**STATED GOAL**
Please write out the entries below again, substituting "Response format" for every "Output format" and changing nothing else, with the pictures left out.

**EXTRACTED MATERIAL**
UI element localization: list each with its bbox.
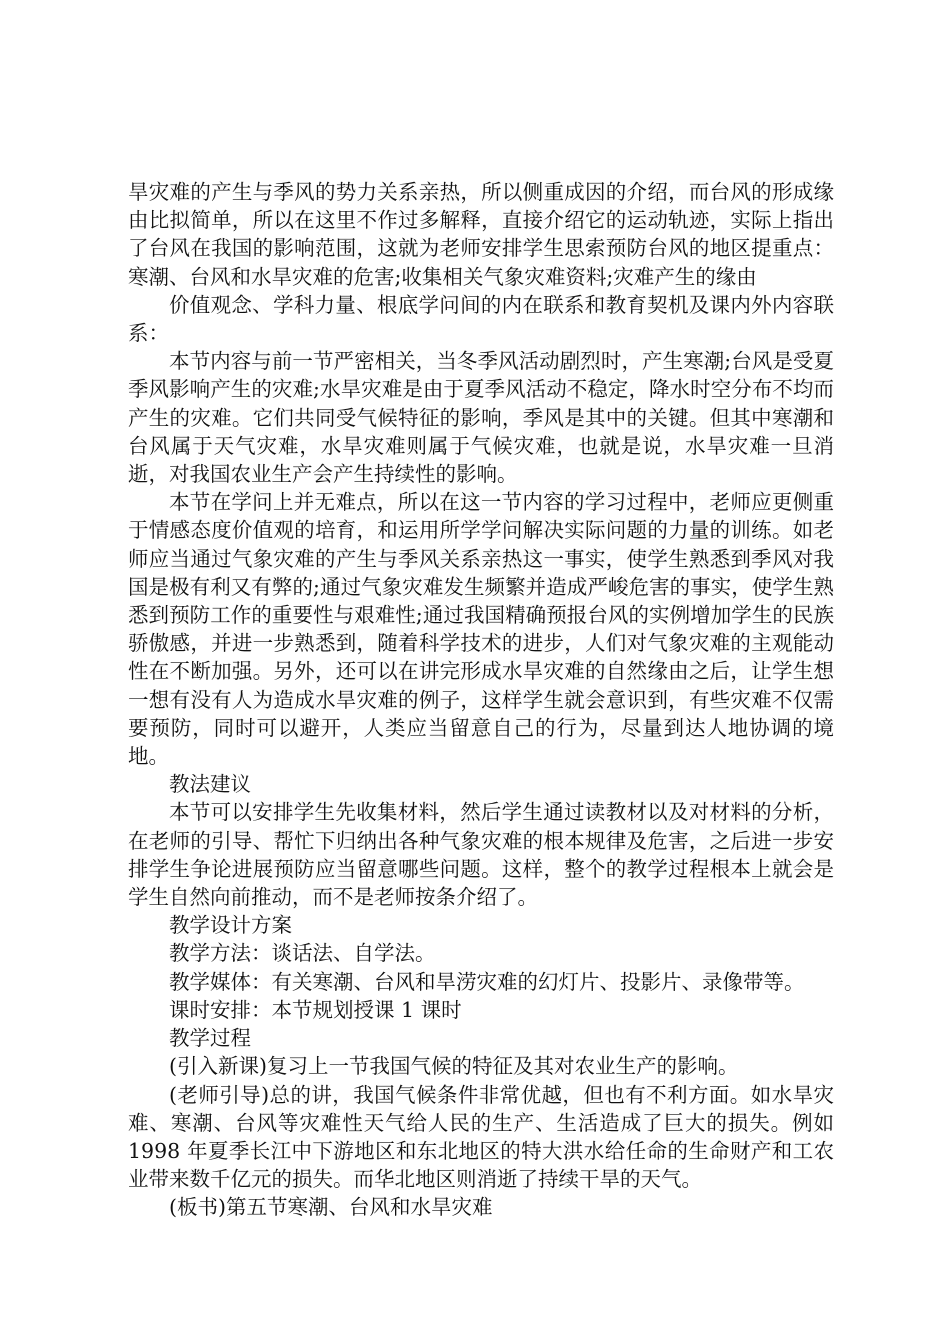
paragraph: (板书)第五节寒潮、台风和水旱灾难	[169, 1195, 493, 1220]
paragraph: 课时安排：本节规划授课 1 课时	[169, 997, 462, 1022]
paragraph: 价值观念、学科力量、根底学问间的内在联系和教育契机及课内外内容联系：	[128, 292, 834, 346]
document-body	[128, 178, 834, 1222]
paragraph: (引入新课)复习上一节我国气候的特征及其对农业生产的影响。	[169, 1054, 739, 1079]
paragraph: 教学媒体：有关寒潮、台风和旱涝灾难的幻灯片、投影片、录像带等。	[169, 969, 805, 994]
paragraph: 本节在学问上并无难点，所以在这一节内容的学习过程中，老师应更侧重于情感态度价值观的培育，和运用所学学问解决实际问题的力量的训练。如老师应当通过气象灾难的产生与季风关系亲热这一事实，使学生熟悉到季风对我国是极有利又有弊的;通过气象灾难发生频繁并造成严峻危害的事实，使学生熟悉到预防工作的重要性与艰难性;通过我国精确预报台风的实例增加学生的民族骄傲感，并进一步熟悉到，随着科学技术的进步，人们对气象灾难的主观能动性在不断加强。另外，还可以在讲完形成水旱灾难的自然缘由之后，让学生想一想有没有人为造成水旱灾难的例子，这样学生就会意识到，有些灾难不仅需要预防，同时可以避开，人类应当留意自己的行为，尽量到达人地协调的境地。	[128, 490, 834, 769]
section-heading: 教法建议	[169, 772, 251, 797]
paragraph: (老师引导)总的讲，我国气候条件非常优越，但也有不利方面。如水旱灾难、寒潮、台风等灾难性天气给人民的生产、生活造成了巨大的损失。例如 1998 年夏季长江中下游地区和东北地区的特大洪水给任命的生命财产和工农业带来数千亿元的损失。而华北地区则消逝了持续干旱的天气。	[128, 1082, 834, 1192]
section-heading: 教学过程	[169, 1026, 251, 1051]
paragraph: 旱灾难的产生与季风的势力关系亲热，所以侧重成因的介绍，而台风的形成缘由比拟简单，所以在这里不作过多解释，直接介绍它的运动轨迹，实际上指出了台风在我国的影响范围，这就为老师安排学生思索预防台风的地区提重点：寒潮、台风和水旱灾难的危害;收集相关气象灾难资料;灾难产生的缘由	[128, 180, 834, 289]
paragraph: 本节可以安排学生先收集材料，然后学生通过读教材以及对材料的分析，在老师的引导、帮忙下归纳出各种气象灾难的根本规律及危害，之后进一步安排学生争论进展预防应当留意哪些问题。这样，整个的教学过程根本上就会是学生自然向前推动，而不是老师按条介绍了。	[128, 800, 834, 910]
paragraph: 本节内容与前一节严密相关，当冬季风活动剧烈时，产生寒潮;台风是受夏季风影响产生的灾难;水旱灾难是由于夏季风活动不稳定，降水时空分布不均而产生的灾难。它们共同受气候特征的影响，季风是其中的关键。但其中寒潮和台风属于天气灾难，水旱灾难则属于气候灾难，也就是说，水旱灾难一旦消逝，对我国农业生产会产生持续性的影响。	[128, 349, 834, 487]
paragraph: 教学方法：谈话法、自学法。	[169, 941, 436, 966]
section-heading: 教学设计方案	[169, 913, 292, 938]
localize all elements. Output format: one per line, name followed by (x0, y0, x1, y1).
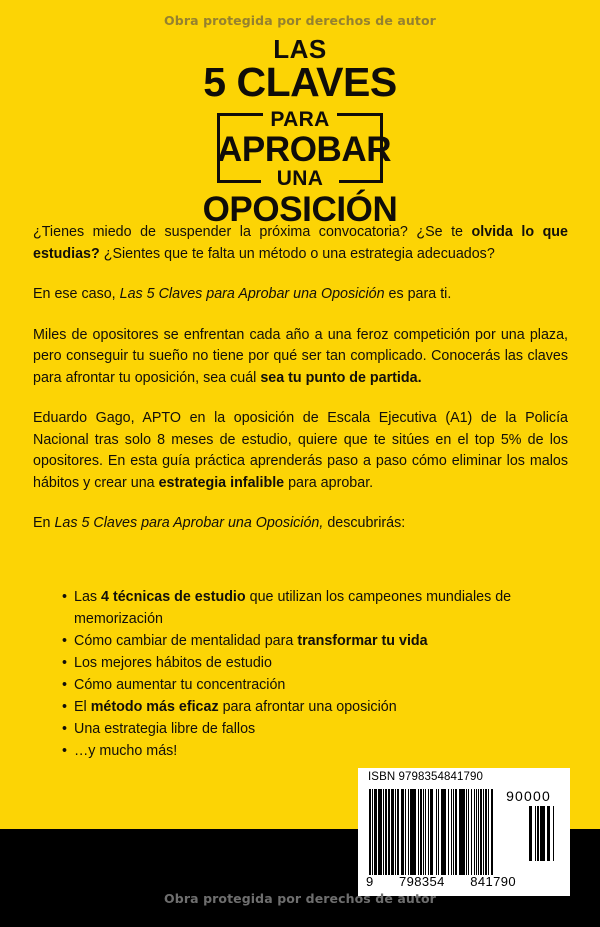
barcode-digit-group: 9 (366, 874, 374, 889)
barcode-bars-main (369, 789, 512, 875)
barcode-digit-group: 841790 (470, 874, 516, 889)
list-item-text: El (74, 698, 91, 715)
p3-part1: Miles de opositores se enfrentan cada año a una feroz competición por una plaza, pero conseguir tu sueño no tiene por qué ser tan complicado. Conocerás las claves para afrontar tu oposición, sea cuál (33, 326, 568, 386)
p4-part1: Eduardo Gago, APTO en la oposición de Escala Ejecutiva (A1) de la Policía Nacional tras solo 8 meses de estudio, quiere que te sitúes en el top 5% de los opositores. En esta guía práctica aprenderás paso a paso cómo eliminar los malos hábitos y crear una (33, 410, 568, 491)
title-line-para: PARA (270, 108, 330, 131)
bullet-dot-icon: • (62, 632, 68, 649)
paragraph-competition (33, 325, 568, 390)
bullet-dot-icon: • (62, 742, 68, 759)
bullet-dot-icon: • (62, 676, 68, 693)
title-line-una: UNA (276, 167, 324, 190)
benefits-list (62, 587, 562, 763)
list-item (62, 631, 562, 653)
p4-part2: para aprobar. (284, 474, 374, 491)
list-item (62, 741, 562, 763)
list-item-text: …y mucho más! (74, 742, 178, 759)
p5-part1: En (33, 515, 55, 531)
list-item-text: Una estrategia libre de fallos (74, 720, 256, 737)
copyright-watermark-top: Obra protegida por derechos de autor (164, 13, 436, 28)
price-addon-label: 90000 (506, 788, 551, 804)
bullet-dot-icon: • (62, 720, 68, 737)
list-item (62, 697, 562, 719)
p2-part1: En ese caso, (33, 286, 120, 302)
list-item-text-tail: que utilizan los campeones mundiales de memorización (74, 589, 512, 627)
p1-part1: ¿Tienes miedo de suspender la próxima convocatoria? ¿Se te (33, 224, 472, 240)
list-item-text: Cómo aumentar tu concentración (74, 676, 286, 693)
bullet-dot-icon: • (62, 698, 68, 715)
list-item-highlight: 4 técnicas de estudio (101, 589, 246, 605)
paragraph-author-bio (33, 408, 568, 494)
barcode-bar (553, 806, 554, 861)
barcode-digit-group: 798354 (399, 874, 445, 889)
list-item (62, 675, 562, 697)
title-frame (217, 105, 392, 190)
title-line-aprobar: APROBAR (217, 130, 392, 169)
list-item-text: Cómo cambiar de mentalidad para (74, 632, 298, 649)
list-item (62, 653, 562, 675)
list-item-text: Las (74, 589, 102, 605)
title-line-oposicion: OPOSICIÓN (202, 190, 398, 229)
list-item (62, 587, 562, 630)
benefits-list-items (62, 587, 562, 762)
paragraph-pitch (33, 284, 568, 306)
bullet-dot-icon: • (62, 589, 68, 605)
copyright-watermark-bottom: Obra protegida por derechos de autor (164, 891, 436, 906)
title-line-las: LAS (273, 34, 327, 64)
isbn-barcode (358, 768, 570, 896)
list-item-text: Los mejores hábitos de estudio (74, 654, 272, 671)
list-item-highlight: transformar tu vida (297, 632, 428, 649)
barcode-human-readable-digits (366, 874, 516, 889)
paragraph-hook (33, 222, 568, 265)
p5-part2: descubrirás: (323, 515, 406, 531)
list-item (62, 719, 562, 741)
list-item-text-tail: para afrontar una oposición (218, 698, 397, 715)
p4-bold1: estrategia infalible (158, 474, 285, 491)
list-item-highlight: método más eficaz (90, 698, 219, 715)
paragraph-list-intro (33, 513, 568, 535)
p3-bold1: sea tu punto de partida. (260, 369, 422, 386)
isbn-number-label: ISBN 9798354841790 (368, 771, 483, 783)
barcode-bars-addon (529, 806, 561, 861)
p5-italic1: Las 5 Claves para Aprobar una Oposición, (54, 515, 324, 531)
p2-part2: es para ti. (384, 286, 452, 302)
back-cover-copy (33, 222, 568, 554)
p1-part2: ¿Sientes que te falta un método o una estrategia adecuados? (99, 245, 495, 262)
p2-italic1: Las 5 Claves para Aprobar una Oposición (119, 286, 385, 302)
book-title-block (0, 36, 600, 229)
title-line-5-claves: 5 CLAVES (203, 59, 397, 105)
bullet-dot-icon: • (62, 654, 68, 671)
barcode-bar (493, 789, 495, 875)
p1-bold1: olvida lo que estudias? (33, 224, 568, 262)
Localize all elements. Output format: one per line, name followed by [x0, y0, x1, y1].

**WRITTEN RESPONSE**
UI element localization: list each with its bbox.
paragraph: (板书)第五节寒潮、台风和水旱灾难	[169, 1195, 493, 1220]
paragraph: 课时安排：本节规划授课 1 课时	[169, 997, 462, 1022]
paragraph: 价值观念、学科力量、根底学问间的内在联系和教育契机及课内外内容联系：	[128, 292, 834, 346]
document-body	[128, 178, 834, 1222]
paragraph: (引入新课)复习上一节我国气候的特征及其对农业生产的影响。	[169, 1054, 739, 1079]
paragraph: 教学媒体：有关寒潮、台风和旱涝灾难的幻灯片、投影片、录像带等。	[169, 969, 805, 994]
paragraph: 本节在学问上并无难点，所以在这一节内容的学习过程中，老师应更侧重于情感态度价值观的培育，和运用所学学问解决实际问题的力量的训练。如老师应当通过气象灾难的产生与季风关系亲热这一事实，使学生熟悉到季风对我国是极有利又有弊的;通过气象灾难发生频繁并造成严峻危害的事实，使学生熟悉到预防工作的重要性与艰难性;通过我国精确预报台风的实例增加学生的民族骄傲感，并进一步熟悉到，随着科学技术的进步，人们对气象灾难的主观能动性在不断加强。另外，还可以在讲完形成水旱灾难的自然缘由之后，让学生想一想有没有人为造成水旱灾难的例子，这样学生就会意识到，有些灾难不仅需要预防，同时可以避开，人类应当留意自己的行为，尽量到达人地协调的境地。	[128, 490, 834, 769]
section-heading: 教法建议	[169, 772, 251, 797]
paragraph: (老师引导)总的讲，我国气候条件非常优越，但也有不利方面。如水旱灾难、寒潮、台风等灾难性天气给人民的生产、生活造成了巨大的损失。例如 1998 年夏季长江中下游地区和东北地区的特大洪水给任命的生命财产和工农业带来数千亿元的损失。而华北地区则消逝了持续干旱的天气。	[128, 1082, 834, 1192]
section-heading: 教学过程	[169, 1026, 251, 1051]
paragraph: 旱灾难的产生与季风的势力关系亲热，所以侧重成因的介绍，而台风的形成缘由比拟简单，所以在这里不作过多解释，直接介绍它的运动轨迹，实际上指出了台风在我国的影响范围，这就为老师安排学生思索预防台风的地区提重点：寒潮、台风和水旱灾难的危害;收集相关气象灾难资料;灾难产生的缘由	[128, 180, 834, 289]
paragraph: 本节可以安排学生先收集材料，然后学生通过读教材以及对材料的分析，在老师的引导、帮忙下归纳出各种气象灾难的根本规律及危害，之后进一步安排学生争论进展预防应当留意哪些问题。这样，整个的教学过程根本上就会是学生自然向前推动，而不是老师按条介绍了。	[128, 800, 834, 910]
paragraph: 本节内容与前一节严密相关，当冬季风活动剧烈时，产生寒潮;台风是受夏季风影响产生的灾难;水旱灾难是由于夏季风活动不稳定，降水时空分布不均而产生的灾难。它们共同受气候特征的影响，季风是其中的关键。但其中寒潮和台风属于天气灾难，水旱灾难则属于气候灾难，也就是说，水旱灾难一旦消逝，对我国农业生产会产生持续性的影响。	[128, 349, 834, 487]
paragraph: 教学方法：谈话法、自学法。	[169, 941, 436, 966]
section-heading: 教学设计方案	[169, 913, 292, 938]
localize all elements. Response format: one per line, name followed by (x0, y0, x1, y1).
barcode-digit-group: 9 (366, 874, 374, 889)
barcode-bars-main (369, 789, 512, 875)
barcode-digit-group: 841790 (470, 874, 516, 889)
list-item-text: El (74, 698, 91, 715)
p3-part1: Miles de opositores se enfrentan cada año a una feroz competición por una plaza, pero conseguir tu sueño no tiene por qué ser tan complicado. Conocerás las claves para afrontar tu oposición, sea cuál (33, 326, 568, 386)
p4-part1: Eduardo Gago, APTO en la oposición de Escala Ejecutiva (A1) de la Policía Nacional tras solo 8 meses de estudio, quiere que te sitúes en el top 5% de los opositores. En esta guía práctica aprenderás paso a paso cómo eliminar los malos hábitos y crear una (33, 410, 568, 491)
title-line-para: PARA (270, 108, 330, 131)
bullet-dot-icon: • (62, 632, 68, 649)
paragraph-competition (33, 325, 568, 390)
bullet-dot-icon: • (62, 742, 68, 759)
bullet-dot-icon: • (62, 676, 68, 693)
title-line-una: UNA (276, 167, 324, 190)
benefits-list (62, 587, 562, 763)
list-item (62, 631, 562, 653)
p4-part2: para aprobar. (284, 474, 374, 491)
list-item (62, 741, 562, 763)
list-item-text: …y mucho más! (74, 742, 178, 759)
p5-part1: En (33, 515, 55, 531)
list-item-text: Una estrategia libre de fallos (74, 720, 256, 737)
copyright-watermark-top: Obra protegida por derechos de autor (164, 13, 436, 28)
price-addon-label: 90000 (506, 788, 551, 804)
bullet-dot-icon: • (62, 720, 68, 737)
list-item (62, 697, 562, 719)
p2-part1: En ese caso, (33, 286, 120, 302)
list-item-text-tail: que utilizan los campeones mundiales de memorización (74, 589, 512, 627)
p1-part1: ¿Tienes miedo de suspender la próxima convocatoria? ¿Se te (33, 224, 472, 240)
list-item-text: Cómo aumentar tu concentración (74, 676, 286, 693)
bullet-dot-icon: • (62, 698, 68, 715)
list-item-highlight: 4 técnicas de estudio (101, 589, 246, 605)
paragraph-author-bio (33, 408, 568, 494)
barcode-bar (553, 806, 554, 861)
barcode-digit-group: 798354 (399, 874, 445, 889)
list-item (62, 675, 562, 697)
title-frame (217, 105, 392, 190)
title-line-aprobar: APROBAR (217, 130, 392, 169)
list-item-text: Cómo cambiar de mentalidad para (74, 632, 298, 649)
list-item (62, 653, 562, 675)
list-item-text: Las (74, 589, 102, 605)
title-line-oposicion: OPOSICIÓN (202, 190, 398, 229)
list-item (62, 587, 562, 630)
benefits-list-items (62, 587, 562, 762)
paragraph-pitch (33, 284, 568, 306)
bullet-dot-icon: • (62, 589, 68, 605)
copyright-watermark-bottom: Obra protegida por derechos de autor (164, 891, 436, 906)
title-line-las: LAS (273, 34, 327, 64)
isbn-barcode (358, 768, 570, 896)
list-item-text: Los mejores hábitos de estudio (74, 654, 272, 671)
list-item-highlight: transformar tu vida (297, 632, 428, 649)
barcode-human-readable-digits (366, 874, 516, 889)
paragraph-hook (33, 222, 568, 265)
p5-part2: descubrirás: (323, 515, 406, 531)
list-item (62, 719, 562, 741)
list-item-text-tail: para afrontar una oposición (218, 698, 397, 715)
p4-bold1: estrategia infalible (158, 474, 285, 491)
list-item-highlight: método más eficaz (90, 698, 219, 715)
paragraph-list-intro (33, 513, 568, 535)
p3-bold1: sea tu punto de partida. (260, 369, 422, 386)
isbn-number-label: ISBN 9798354841790 (368, 771, 483, 783)
barcode-bars-addon (529, 806, 561, 861)
p5-italic1: Las 5 Claves para Aprobar una Oposición, (54, 515, 324, 531)
p2-part2: es para ti. (384, 286, 452, 302)
back-cover-copy (33, 222, 568, 554)
p1-part2: ¿Sientes que te falta un método o una estrategia adecuados? (99, 245, 495, 262)
p2-italic1: Las 5 Claves para Aprobar una Oposición (119, 286, 385, 302)
book-title-block (0, 36, 600, 229)
title-line-5-claves: 5 CLAVES (203, 59, 397, 105)
bullet-dot-icon: • (62, 654, 68, 671)
barcode-bar (493, 789, 495, 875)
p1-bold1: olvida lo que estudias? (33, 224, 568, 262)
Localize all elements. Response format: one per line, name followed by [x0, y0, x1, y1].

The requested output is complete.